>> START
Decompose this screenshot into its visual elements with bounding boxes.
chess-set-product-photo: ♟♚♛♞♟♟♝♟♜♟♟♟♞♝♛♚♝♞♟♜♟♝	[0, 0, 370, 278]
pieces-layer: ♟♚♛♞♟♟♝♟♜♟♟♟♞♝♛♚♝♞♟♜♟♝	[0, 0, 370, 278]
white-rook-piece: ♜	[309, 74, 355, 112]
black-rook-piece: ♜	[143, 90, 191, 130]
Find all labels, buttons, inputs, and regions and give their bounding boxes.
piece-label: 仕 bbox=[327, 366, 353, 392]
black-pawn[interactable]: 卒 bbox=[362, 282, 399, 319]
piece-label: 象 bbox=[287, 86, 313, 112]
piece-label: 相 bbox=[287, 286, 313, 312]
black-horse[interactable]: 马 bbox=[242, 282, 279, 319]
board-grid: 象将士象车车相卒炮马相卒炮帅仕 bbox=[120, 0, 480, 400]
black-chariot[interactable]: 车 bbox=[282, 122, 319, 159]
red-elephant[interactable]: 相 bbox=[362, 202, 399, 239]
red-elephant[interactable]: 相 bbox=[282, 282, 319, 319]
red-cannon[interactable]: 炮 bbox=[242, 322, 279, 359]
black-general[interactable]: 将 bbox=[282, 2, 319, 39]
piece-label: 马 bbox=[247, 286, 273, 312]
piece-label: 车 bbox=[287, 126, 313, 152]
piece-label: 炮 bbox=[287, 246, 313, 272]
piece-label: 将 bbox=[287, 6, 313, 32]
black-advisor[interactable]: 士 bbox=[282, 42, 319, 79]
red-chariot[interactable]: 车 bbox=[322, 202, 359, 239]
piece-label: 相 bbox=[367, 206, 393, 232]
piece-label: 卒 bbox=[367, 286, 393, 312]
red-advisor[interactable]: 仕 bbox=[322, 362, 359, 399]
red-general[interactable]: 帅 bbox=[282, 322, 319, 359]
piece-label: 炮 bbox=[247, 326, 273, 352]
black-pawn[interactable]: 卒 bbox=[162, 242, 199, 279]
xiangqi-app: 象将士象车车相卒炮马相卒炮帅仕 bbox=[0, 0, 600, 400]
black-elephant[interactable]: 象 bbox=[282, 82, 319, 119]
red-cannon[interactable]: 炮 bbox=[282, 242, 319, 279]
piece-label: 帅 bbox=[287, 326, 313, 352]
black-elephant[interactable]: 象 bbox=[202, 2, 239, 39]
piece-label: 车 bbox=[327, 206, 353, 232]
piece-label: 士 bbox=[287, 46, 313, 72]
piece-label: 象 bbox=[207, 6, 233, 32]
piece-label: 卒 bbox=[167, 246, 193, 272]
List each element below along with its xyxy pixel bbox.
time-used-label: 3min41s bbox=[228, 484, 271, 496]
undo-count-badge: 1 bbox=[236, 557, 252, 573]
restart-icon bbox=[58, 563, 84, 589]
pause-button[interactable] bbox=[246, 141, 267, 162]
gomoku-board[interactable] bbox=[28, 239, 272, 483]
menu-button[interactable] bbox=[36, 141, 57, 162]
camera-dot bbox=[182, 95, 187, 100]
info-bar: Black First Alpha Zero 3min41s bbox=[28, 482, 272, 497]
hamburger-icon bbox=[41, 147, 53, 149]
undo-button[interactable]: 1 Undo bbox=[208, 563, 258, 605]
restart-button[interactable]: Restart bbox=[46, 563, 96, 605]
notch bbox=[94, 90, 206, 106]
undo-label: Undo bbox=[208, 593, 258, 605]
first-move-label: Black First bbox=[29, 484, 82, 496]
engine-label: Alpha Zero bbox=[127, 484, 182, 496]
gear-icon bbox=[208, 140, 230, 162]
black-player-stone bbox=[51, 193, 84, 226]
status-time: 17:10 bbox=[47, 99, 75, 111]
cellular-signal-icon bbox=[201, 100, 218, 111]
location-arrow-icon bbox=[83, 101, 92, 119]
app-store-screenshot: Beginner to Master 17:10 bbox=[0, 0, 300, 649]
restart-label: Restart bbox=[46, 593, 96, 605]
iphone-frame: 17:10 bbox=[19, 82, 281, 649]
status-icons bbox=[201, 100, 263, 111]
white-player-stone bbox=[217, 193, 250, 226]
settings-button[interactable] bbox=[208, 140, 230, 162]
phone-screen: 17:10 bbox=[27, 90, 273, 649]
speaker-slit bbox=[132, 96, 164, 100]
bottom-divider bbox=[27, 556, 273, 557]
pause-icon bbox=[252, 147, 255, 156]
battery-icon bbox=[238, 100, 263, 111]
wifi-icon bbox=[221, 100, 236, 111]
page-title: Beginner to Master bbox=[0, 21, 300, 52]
>> END
▸ Task to carry out
Format everything from the start of the records down to the line containing "black-chariot[interactable]: 车 bbox=[282, 122, 319, 159]" as a numbered list, leaving out any blank lines.

▸ Response
1. Decompose this screenshot into its visual elements with bounding boxes.
2. chess-set-product-photo: ♟♚♛♞♟♟♝♟♜♟♟♟♞♝♛♚♝♞♟♜♟♝	[0, 0, 370, 278]
3. pieces-layer: ♟♚♛♞♟♟♝♟♜♟♟♟♞♝♛♚♝♞♟♜♟♝	[0, 0, 370, 278]
4. white-rook-piece: ♜	[309, 74, 355, 112]
5. black-rook-piece: ♜	[143, 90, 191, 130]
6. Find all labels, buttons, inputs, and regions and give their bounding boxes.
7. piece-label: 仕 bbox=[327, 366, 353, 392]
8. black-pawn[interactable]: 卒 bbox=[362, 282, 399, 319]
9. piece-label: 象 bbox=[287, 86, 313, 112]
10. piece-label: 相 bbox=[287, 286, 313, 312]
11. black-horse[interactable]: 马 bbox=[242, 282, 279, 319]
12. board-grid: 象将士象车车相卒炮马相卒炮帅仕 bbox=[120, 0, 480, 400]
13. black-chariot[interactable]: 车 bbox=[282, 122, 319, 159]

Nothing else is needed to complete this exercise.